(Rows from a dataset)
● ● ● ● ●

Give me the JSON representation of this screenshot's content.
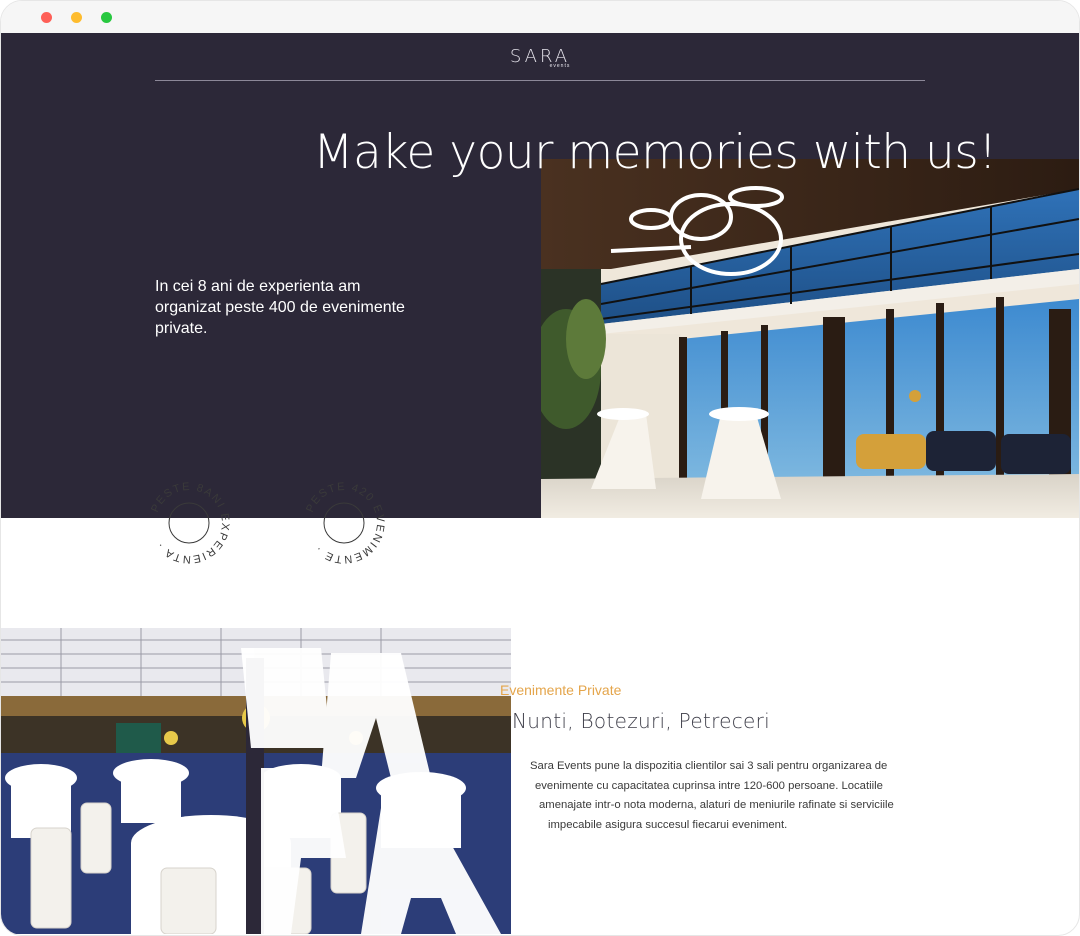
{
  "brand": {
    "logo": "SARA",
    "logo_sub": "events"
  },
  "hero": {
    "headline": "Make your memories with us!",
    "text": "In cei 8 ani de experienta am organizat peste 400 de evenimente private.",
    "badges": [
      {
        "text": "PESTE 8ANI EXPERIENTA ·"
      },
      {
        "text": "PESTE 420 EVENIMENTE ·"
      }
    ]
  },
  "events": {
    "eyebrow": "Evenimente Private",
    "title": "Nunti, Botezuri, Petreceri",
    "description_lines": [
      "Sara Events pune la dispozitia clientilor sai 3 sali pentru organizarea de",
      "evenimente cu capacitatea cuprinsa intre 120-600 persoane. Locatiile",
      "amenajate intr-o nota moderna, alaturi de meniurile rafinate si serviciile",
      "impecabile asigura succesul fiecarui eveniment."
    ],
    "overlay_letters": "SARA"
  },
  "colors": {
    "hero_bg": "#2c2838",
    "accent": "#e4a54b",
    "text_dark": "#3d3d48"
  }
}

● ● ● ● ●

- Exercise prompt
Omit each picture, then return all of the listing exactly as it stands.

- Exercise solution
Give me the JSON representation of this screenshot's content.
{
  "brand": {
    "logo": "SARA",
    "logo_sub": "events"
  },
  "hero": {
    "headline": "Make your memories with us!",
    "text": "In cei 8 ani de experienta am organizat peste 400 de evenimente private.",
    "badges": [
      {
        "text": "PESTE 8ANI EXPERIENTA ·"
      },
      {
        "text": "PESTE 420 EVENIMENTE ·"
      }
    ]
  },
  "events": {
    "eyebrow": "Evenimente Private",
    "title": "Nunti, Botezuri, Petreceri",
    "description_lines": [
      "Sara Events pune la dispozitia clientilor sai 3 sali pentru organizarea de",
      "evenimente cu capacitatea cuprinsa intre 120-600 persoane. Locatiile",
      "amenajate intr-o nota moderna, alaturi de meniurile rafinate si serviciile",
      "impecabile asigura succesul fiecarui eveniment."
    ],
    "overlay_letters": "SARA"
  },
  "colors": {
    "hero_bg": "#2c2838",
    "accent": "#e4a54b",
    "text_dark": "#3d3d48"
  }
}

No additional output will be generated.